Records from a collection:
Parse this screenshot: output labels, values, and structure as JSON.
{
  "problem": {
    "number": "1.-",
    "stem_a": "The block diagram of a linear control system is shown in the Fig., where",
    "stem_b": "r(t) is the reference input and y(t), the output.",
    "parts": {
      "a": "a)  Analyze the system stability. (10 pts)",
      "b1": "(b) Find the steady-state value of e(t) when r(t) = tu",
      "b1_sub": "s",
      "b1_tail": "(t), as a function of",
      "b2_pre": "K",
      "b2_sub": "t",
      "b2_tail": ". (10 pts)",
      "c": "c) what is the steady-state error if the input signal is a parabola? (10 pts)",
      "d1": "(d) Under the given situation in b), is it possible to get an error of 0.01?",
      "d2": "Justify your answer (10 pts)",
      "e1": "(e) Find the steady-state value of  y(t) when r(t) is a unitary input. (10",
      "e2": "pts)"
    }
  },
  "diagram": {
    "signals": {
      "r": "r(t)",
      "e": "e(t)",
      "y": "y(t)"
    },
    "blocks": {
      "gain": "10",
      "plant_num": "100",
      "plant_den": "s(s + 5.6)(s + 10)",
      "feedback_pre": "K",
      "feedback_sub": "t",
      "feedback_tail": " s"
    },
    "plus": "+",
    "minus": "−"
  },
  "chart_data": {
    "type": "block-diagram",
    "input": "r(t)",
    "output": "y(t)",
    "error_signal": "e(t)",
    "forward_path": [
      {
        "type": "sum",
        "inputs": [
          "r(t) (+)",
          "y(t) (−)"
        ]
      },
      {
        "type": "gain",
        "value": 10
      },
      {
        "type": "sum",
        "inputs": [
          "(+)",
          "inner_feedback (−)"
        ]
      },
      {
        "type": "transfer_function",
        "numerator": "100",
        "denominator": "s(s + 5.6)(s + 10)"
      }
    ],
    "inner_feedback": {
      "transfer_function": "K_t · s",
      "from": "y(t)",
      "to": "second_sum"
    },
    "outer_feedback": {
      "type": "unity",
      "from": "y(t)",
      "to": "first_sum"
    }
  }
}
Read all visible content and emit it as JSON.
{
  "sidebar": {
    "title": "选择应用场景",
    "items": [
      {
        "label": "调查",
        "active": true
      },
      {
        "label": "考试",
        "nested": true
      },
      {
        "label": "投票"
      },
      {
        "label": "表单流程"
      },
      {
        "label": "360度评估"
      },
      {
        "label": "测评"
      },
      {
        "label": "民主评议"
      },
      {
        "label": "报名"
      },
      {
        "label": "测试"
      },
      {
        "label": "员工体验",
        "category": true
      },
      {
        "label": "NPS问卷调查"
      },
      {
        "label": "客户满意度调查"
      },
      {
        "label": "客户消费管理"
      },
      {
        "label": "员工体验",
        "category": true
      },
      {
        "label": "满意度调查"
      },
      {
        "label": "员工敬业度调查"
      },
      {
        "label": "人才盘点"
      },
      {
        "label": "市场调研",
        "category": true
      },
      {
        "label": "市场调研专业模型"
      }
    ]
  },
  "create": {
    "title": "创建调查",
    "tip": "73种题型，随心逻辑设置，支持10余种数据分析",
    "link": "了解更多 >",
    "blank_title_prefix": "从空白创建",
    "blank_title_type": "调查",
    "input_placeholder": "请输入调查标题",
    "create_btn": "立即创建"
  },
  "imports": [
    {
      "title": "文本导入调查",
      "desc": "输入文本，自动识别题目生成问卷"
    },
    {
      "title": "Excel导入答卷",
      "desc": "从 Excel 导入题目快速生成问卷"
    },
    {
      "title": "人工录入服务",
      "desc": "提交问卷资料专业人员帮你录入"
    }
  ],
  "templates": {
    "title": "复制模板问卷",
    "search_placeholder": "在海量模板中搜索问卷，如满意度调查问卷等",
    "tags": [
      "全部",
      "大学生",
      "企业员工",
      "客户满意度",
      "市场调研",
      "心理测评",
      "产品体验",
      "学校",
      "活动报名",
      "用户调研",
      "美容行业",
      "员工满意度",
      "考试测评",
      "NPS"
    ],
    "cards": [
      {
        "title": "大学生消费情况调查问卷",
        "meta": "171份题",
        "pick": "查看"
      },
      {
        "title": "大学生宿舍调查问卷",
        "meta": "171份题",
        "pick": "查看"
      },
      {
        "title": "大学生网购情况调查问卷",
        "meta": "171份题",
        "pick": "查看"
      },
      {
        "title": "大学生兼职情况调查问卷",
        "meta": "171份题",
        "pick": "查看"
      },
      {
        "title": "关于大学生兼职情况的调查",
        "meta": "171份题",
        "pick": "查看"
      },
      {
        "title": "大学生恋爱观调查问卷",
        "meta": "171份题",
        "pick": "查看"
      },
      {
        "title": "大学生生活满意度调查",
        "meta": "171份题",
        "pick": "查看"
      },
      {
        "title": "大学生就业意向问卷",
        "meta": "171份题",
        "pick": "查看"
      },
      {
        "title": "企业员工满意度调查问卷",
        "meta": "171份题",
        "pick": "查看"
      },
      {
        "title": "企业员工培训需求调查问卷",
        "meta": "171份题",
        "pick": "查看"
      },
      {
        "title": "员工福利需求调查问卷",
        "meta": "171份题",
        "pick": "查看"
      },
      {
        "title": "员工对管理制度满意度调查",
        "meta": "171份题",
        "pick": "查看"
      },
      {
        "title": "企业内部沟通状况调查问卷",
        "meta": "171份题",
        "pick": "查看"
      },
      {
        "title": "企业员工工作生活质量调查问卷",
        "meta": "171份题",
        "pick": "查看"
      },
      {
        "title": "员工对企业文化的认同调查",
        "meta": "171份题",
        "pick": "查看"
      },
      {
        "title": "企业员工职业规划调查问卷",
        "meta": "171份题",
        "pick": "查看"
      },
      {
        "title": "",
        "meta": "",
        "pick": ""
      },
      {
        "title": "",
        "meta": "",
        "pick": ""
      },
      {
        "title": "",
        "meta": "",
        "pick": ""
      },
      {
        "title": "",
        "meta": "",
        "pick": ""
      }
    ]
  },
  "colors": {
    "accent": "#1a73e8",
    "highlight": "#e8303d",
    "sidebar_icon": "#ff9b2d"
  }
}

Exercise objective:
Each line of the listing above should be output exactly.

Output for this exercise:
Parse this screenshot: output labels, values, and structure as JSON.
{
  "problem": {
    "number": "1.-",
    "stem_a": "The block diagram of a linear control system is shown in the Fig., where",
    "stem_b": "r(t) is the reference input and y(t), the output.",
    "parts": {
      "a": "a)  Analyze the system stability. (10 pts)",
      "b1": "(b) Find the steady-state value of e(t) when r(t) = tu",
      "b1_sub": "s",
      "b1_tail": "(t), as a function of",
      "b2_pre": "K",
      "b2_sub": "t",
      "b2_tail": ". (10 pts)",
      "c": "c) what is the steady-state error if the input signal is a parabola? (10 pts)",
      "d1": "(d) Under the given situation in b), is it possible to get an error of 0.01?",
      "d2": "Justify your answer (10 pts)",
      "e1": "(e) Find the steady-state value of  y(t) when r(t) is a unitary input. (10",
      "e2": "pts)"
    }
  },
  "diagram": {
    "signals": {
      "r": "r(t)",
      "e": "e(t)",
      "y": "y(t)"
    },
    "blocks": {
      "gain": "10",
      "plant_num": "100",
      "plant_den": "s(s + 5.6)(s + 10)",
      "feedback_pre": "K",
      "feedback_sub": "t",
      "feedback_tail": " s"
    },
    "plus": "+",
    "minus": "−"
  },
  "chart_data": {
    "type": "block-diagram",
    "input": "r(t)",
    "output": "y(t)",
    "error_signal": "e(t)",
    "forward_path": [
      {
        "type": "sum",
        "inputs": [
          "r(t) (+)",
          "y(t) (−)"
        ]
      },
      {
        "type": "gain",
        "value": 10
      },
      {
        "type": "sum",
        "inputs": [
          "(+)",
          "inner_feedback (−)"
        ]
      },
      {
        "type": "transfer_function",
        "numerator": "100",
        "denominator": "s(s + 5.6)(s + 10)"
      }
    ],
    "inner_feedback": {
      "transfer_function": "K_t · s",
      "from": "y(t)",
      "to": "second_sum"
    },
    "outer_feedback": {
      "type": "unity",
      "from": "y(t)",
      "to": "first_sum"
    }
  }
}
Read all visible content and emit it as JSON.
{
  "sidebar": {
    "title": "选择应用场景",
    "items": [
      {
        "label": "调查",
        "active": true
      },
      {
        "label": "考试",
        "nested": true
      },
      {
        "label": "投票"
      },
      {
        "label": "表单流程"
      },
      {
        "label": "360度评估"
      },
      {
        "label": "测评"
      },
      {
        "label": "民主评议"
      },
      {
        "label": "报名"
      },
      {
        "label": "测试"
      },
      {
        "label": "员工体验",
        "category": true
      },
      {
        "label": "NPS问卷调查"
      },
      {
        "label": "客户满意度调查"
      },
      {
        "label": "客户消费管理"
      },
      {
        "label": "员工体验",
        "category": true
      },
      {
        "label": "满意度调查"
      },
      {
        "label": "员工敬业度调查"
      },
      {
        "label": "人才盘点"
      },
      {
        "label": "市场调研",
        "category": true
      },
      {
        "label": "市场调研专业模型"
      }
    ]
  },
  "create": {
    "title": "创建调查",
    "tip": "73种题型，随心逻辑设置，支持10余种数据分析",
    "link": "了解更多 >",
    "blank_title_prefix": "从空白创建",
    "blank_title_type": "调查",
    "input_placeholder": "请输入调查标题",
    "create_btn": "立即创建"
  },
  "imports": [
    {
      "title": "文本导入调查",
      "desc": "输入文本，自动识别题目生成问卷"
    },
    {
      "title": "Excel导入答卷",
      "desc": "从 Excel 导入题目快速生成问卷"
    },
    {
      "title": "人工录入服务",
      "desc": "提交问卷资料专业人员帮你录入"
    }
  ],
  "templates": {
    "title": "复制模板问卷",
    "search_placeholder": "在海量模板中搜索问卷，如满意度调查问卷等",
    "tags": [
      "全部",
      "大学生",
      "企业员工",
      "客户满意度",
      "市场调研",
      "心理测评",
      "产品体验",
      "学校",
      "活动报名",
      "用户调研",
      "美容行业",
      "员工满意度",
      "考试测评",
      "NPS"
    ],
    "cards": [
      {
        "title": "大学生消费情况调查问卷",
        "meta": "171份题",
        "pick": "查看"
      },
      {
        "title": "大学生宿舍调查问卷",
        "meta": "171份题",
        "pick": "查看"
      },
      {
        "title": "大学生网购情况调查问卷",
        "meta": "171份题",
        "pick": "查看"
      },
      {
        "title": "大学生兼职情况调查问卷",
        "meta": "171份题",
        "pick": "查看"
      },
      {
        "title": "关于大学生兼职情况的调查",
        "meta": "171份题",
        "pick": "查看"
      },
      {
        "title": "大学生恋爱观调查问卷",
        "meta": "171份题",
        "pick": "查看"
      },
      {
        "title": "大学生生活满意度调查",
        "meta": "171份题",
        "pick": "查看"
      },
      {
        "title": "大学生就业意向问卷",
        "meta": "171份题",
        "pick": "查看"
      },
      {
        "title": "企业员工满意度调查问卷",
        "meta": "171份题",
        "pick": "查看"
      },
      {
        "title": "企业员工培训需求调查问卷",
        "meta": "171份题",
        "pick": "查看"
      },
      {
        "title": "员工福利需求调查问卷",
        "meta": "171份题",
        "pick": "查看"
      },
      {
        "title": "员工对管理制度满意度调查",
        "meta": "171份题",
        "pick": "查看"
      },
      {
        "title": "企业内部沟通状况调查问卷",
        "meta": "171份题",
        "pick": "查看"
      },
      {
        "title": "企业员工工作生活质量调查问卷",
        "meta": "171份题",
        "pick": "查看"
      },
      {
        "title": "员工对企业文化的认同调查",
        "meta": "171份题",
        "pick": "查看"
      },
      {
        "title": "企业员工职业规划调查问卷",
        "meta": "171份题",
        "pick": "查看"
      },
      {
        "title": "",
        "meta": "",
        "pick": ""
      },
      {
        "title": "",
        "meta": "",
        "pick": ""
      },
      {
        "title": "",
        "meta": "",
        "pick": ""
      },
      {
        "title": "",
        "meta": "",
        "pick": ""
      }
    ]
  },
  "colors": {
    "accent": "#1a73e8",
    "highlight": "#e8303d",
    "sidebar_icon": "#ff9b2d"
  }
}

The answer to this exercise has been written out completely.